■ Dataset rows ■

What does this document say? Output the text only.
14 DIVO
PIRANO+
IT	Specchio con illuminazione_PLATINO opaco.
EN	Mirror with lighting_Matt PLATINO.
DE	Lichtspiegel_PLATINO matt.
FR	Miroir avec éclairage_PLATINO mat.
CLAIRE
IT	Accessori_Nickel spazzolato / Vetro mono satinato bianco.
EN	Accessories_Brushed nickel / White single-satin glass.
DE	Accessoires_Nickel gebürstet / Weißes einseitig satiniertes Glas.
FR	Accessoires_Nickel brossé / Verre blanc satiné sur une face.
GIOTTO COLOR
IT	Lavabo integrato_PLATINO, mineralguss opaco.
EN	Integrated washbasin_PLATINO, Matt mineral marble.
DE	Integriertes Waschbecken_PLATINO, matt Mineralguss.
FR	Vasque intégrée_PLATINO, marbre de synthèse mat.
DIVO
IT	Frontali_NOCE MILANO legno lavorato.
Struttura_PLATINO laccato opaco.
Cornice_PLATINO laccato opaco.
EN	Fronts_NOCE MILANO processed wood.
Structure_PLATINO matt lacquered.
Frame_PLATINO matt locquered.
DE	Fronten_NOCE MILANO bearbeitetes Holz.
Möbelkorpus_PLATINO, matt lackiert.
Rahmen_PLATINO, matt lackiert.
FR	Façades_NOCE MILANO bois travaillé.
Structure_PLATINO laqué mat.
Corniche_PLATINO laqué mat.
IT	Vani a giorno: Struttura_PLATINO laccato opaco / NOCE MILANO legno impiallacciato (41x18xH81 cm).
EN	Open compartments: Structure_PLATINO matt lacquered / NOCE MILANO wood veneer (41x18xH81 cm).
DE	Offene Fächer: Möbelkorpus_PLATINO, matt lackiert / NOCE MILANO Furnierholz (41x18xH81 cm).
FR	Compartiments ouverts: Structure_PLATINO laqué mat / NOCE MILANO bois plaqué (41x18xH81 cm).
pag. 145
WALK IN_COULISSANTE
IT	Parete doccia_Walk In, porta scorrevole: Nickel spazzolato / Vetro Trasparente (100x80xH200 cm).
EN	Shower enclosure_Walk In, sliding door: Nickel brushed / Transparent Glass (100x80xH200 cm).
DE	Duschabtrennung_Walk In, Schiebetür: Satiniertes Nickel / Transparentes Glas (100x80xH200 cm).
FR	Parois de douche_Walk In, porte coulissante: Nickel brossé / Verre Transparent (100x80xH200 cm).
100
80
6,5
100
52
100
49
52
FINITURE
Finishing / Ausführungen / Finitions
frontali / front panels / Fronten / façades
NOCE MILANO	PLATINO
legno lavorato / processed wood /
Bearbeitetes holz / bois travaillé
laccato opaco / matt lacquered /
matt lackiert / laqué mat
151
* * *
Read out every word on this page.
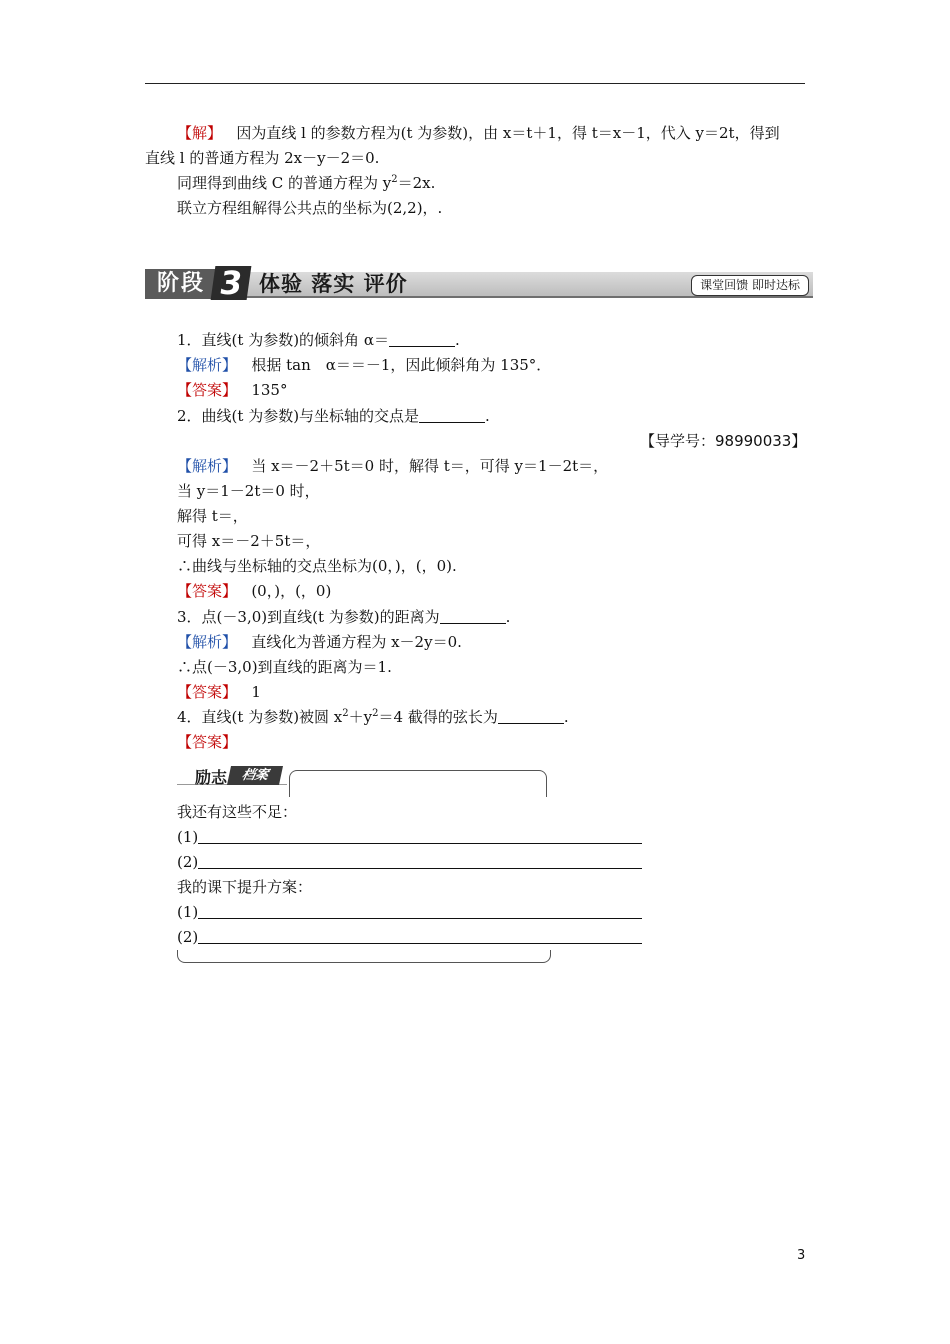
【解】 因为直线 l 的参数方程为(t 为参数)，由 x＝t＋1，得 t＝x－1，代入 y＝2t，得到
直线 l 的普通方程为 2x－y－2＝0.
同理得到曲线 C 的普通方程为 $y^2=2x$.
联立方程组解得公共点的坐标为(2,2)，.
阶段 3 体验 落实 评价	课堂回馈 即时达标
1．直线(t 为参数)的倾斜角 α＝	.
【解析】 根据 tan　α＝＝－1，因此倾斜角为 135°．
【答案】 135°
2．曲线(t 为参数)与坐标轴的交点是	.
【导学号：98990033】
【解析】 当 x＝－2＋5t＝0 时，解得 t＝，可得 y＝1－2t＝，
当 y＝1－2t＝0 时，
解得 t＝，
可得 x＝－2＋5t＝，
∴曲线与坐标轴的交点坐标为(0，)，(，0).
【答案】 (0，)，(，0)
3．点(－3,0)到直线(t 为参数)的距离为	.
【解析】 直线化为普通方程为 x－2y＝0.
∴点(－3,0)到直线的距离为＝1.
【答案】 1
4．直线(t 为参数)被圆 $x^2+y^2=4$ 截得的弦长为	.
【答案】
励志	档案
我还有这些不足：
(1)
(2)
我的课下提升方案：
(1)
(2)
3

■ Set task ■
Only lines that contain the word "opaco" are wanted; copy each of them.

■ Final result ■
IT	Specchio con illuminazione_PLATINO opaco.
IT	Lavabo integrato_PLATINO, mineralguss opaco.
Struttura_PLATINO laccato opaco.
Cornice_PLATINO laccato opaco.
IT	Vani a giorno: Struttura_PLATINO laccato opaco / NOCE MILANO legno impiallacciato (41x18xH81 cm).
laccato opaco / matt lacquered /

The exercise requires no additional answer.